All of the material below is to be repeated exactly.

-- BEGIN --

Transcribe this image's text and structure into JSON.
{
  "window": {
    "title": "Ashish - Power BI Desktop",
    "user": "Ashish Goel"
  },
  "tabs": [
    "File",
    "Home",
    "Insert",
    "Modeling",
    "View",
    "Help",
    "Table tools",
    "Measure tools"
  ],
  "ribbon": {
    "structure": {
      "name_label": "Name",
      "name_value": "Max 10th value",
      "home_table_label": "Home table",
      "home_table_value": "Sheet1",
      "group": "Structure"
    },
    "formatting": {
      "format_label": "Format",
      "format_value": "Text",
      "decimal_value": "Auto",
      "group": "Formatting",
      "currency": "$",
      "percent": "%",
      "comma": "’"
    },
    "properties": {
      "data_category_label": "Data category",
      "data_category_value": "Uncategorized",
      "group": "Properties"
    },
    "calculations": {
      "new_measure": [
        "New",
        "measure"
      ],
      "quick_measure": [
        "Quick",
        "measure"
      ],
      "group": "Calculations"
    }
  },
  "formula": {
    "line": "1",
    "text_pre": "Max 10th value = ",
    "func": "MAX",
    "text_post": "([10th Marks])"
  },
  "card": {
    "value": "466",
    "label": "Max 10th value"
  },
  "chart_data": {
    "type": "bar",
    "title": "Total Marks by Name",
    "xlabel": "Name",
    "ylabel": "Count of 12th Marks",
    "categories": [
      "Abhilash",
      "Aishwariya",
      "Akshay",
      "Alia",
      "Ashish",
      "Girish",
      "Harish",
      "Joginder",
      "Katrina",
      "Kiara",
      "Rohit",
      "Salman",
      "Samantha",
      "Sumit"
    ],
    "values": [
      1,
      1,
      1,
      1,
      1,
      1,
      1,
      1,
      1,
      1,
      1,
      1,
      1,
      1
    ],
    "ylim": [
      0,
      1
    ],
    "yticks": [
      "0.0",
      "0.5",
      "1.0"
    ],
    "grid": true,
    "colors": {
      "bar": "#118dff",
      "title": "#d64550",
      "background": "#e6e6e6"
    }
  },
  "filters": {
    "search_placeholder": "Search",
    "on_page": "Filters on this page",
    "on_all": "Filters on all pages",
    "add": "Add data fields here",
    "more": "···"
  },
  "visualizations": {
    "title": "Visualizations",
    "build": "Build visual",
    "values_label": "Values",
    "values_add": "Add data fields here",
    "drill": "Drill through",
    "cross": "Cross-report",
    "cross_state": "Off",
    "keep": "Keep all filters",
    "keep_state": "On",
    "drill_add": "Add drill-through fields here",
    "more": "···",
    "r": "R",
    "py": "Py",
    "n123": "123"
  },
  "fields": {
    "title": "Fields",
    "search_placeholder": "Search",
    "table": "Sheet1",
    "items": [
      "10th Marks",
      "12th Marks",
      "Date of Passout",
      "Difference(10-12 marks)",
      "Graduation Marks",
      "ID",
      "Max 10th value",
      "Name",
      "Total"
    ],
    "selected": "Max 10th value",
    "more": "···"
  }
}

-- END --

Expected answer:
Transcribe this image's text and structure into JSON.
{
  "window": {
    "title": "Ashish - Power BI Desktop",
    "user": "Ashish Goel"
  },
  "tabs": [
    "File",
    "Home",
    "Insert",
    "Modeling",
    "View",
    "Help",
    "Table tools",
    "Measure tools"
  ],
  "ribbon": {
    "structure": {
      "name_label": "Name",
      "name_value": "Max 10th value",
      "home_table_label": "Home table",
      "home_table_value": "Sheet1",
      "group": "Structure"
    },
    "formatting": {
      "format_label": "Format",
      "format_value": "Text",
      "decimal_value": "Auto",
      "group": "Formatting",
      "currency": "$",
      "percent": "%",
      "comma": "’"
    },
    "properties": {
      "data_category_label": "Data category",
      "data_category_value": "Uncategorized",
      "group": "Properties"
    },
    "calculations": {
      "new_measure": [
        "New",
        "measure"
      ],
      "quick_measure": [
        "Quick",
        "measure"
      ],
      "group": "Calculations"
    }
  },
  "formula": {
    "line": "1",
    "text_pre": "Max 10th value = ",
    "func": "MAX",
    "text_post": "([10th Marks])"
  },
  "card": {
    "value": "466",
    "label": "Max 10th value"
  },
  "chart_data": {
    "type": "bar",
    "title": "Total Marks by Name",
    "xlabel": "Name",
    "ylabel": "Count of 12th Marks",
    "categories": [
      "Abhilash",
      "Aishwariya",
      "Akshay",
      "Alia",
      "Ashish",
      "Girish",
      "Harish",
      "Joginder",
      "Katrina",
      "Kiara",
      "Rohit",
      "Salman",
      "Samantha",
      "Sumit"
    ],
    "values": [
      1,
      1,
      1,
      1,
      1,
      1,
      1,
      1,
      1,
      1,
      1,
      1,
      1,
      1
    ],
    "ylim": [
      0,
      1
    ],
    "yticks": [
      "0.0",
      "0.5",
      "1.0"
    ],
    "grid": true,
    "colors": {
      "bar": "#118dff",
      "title": "#d64550",
      "background": "#e6e6e6"
    }
  },
  "filters": {
    "search_placeholder": "Search",
    "on_page": "Filters on this page",
    "on_all": "Filters on all pages",
    "add": "Add data fields here",
    "more": "···"
  },
  "visualizations": {
    "title": "Visualizations",
    "build": "Build visual",
    "values_label": "Values",
    "values_add": "Add data fields here",
    "drill": "Drill through",
    "cross": "Cross-report",
    "cross_state": "Off",
    "keep": "Keep all filters",
    "keep_state": "On",
    "drill_add": "Add drill-through fields here",
    "more": "···",
    "r": "R",
    "py": "Py",
    "n123": "123"
  },
  "fields": {
    "title": "Fields",
    "search_placeholder": "Search",
    "table": "Sheet1",
    "items": [
      "10th Marks",
      "12th Marks",
      "Date of Passout",
      "Difference(10-12 marks)",
      "Graduation Marks",
      "ID",
      "Max 10th value",
      "Name",
      "Total"
    ],
    "selected": "Max 10th value",
    "more": "···"
  }
}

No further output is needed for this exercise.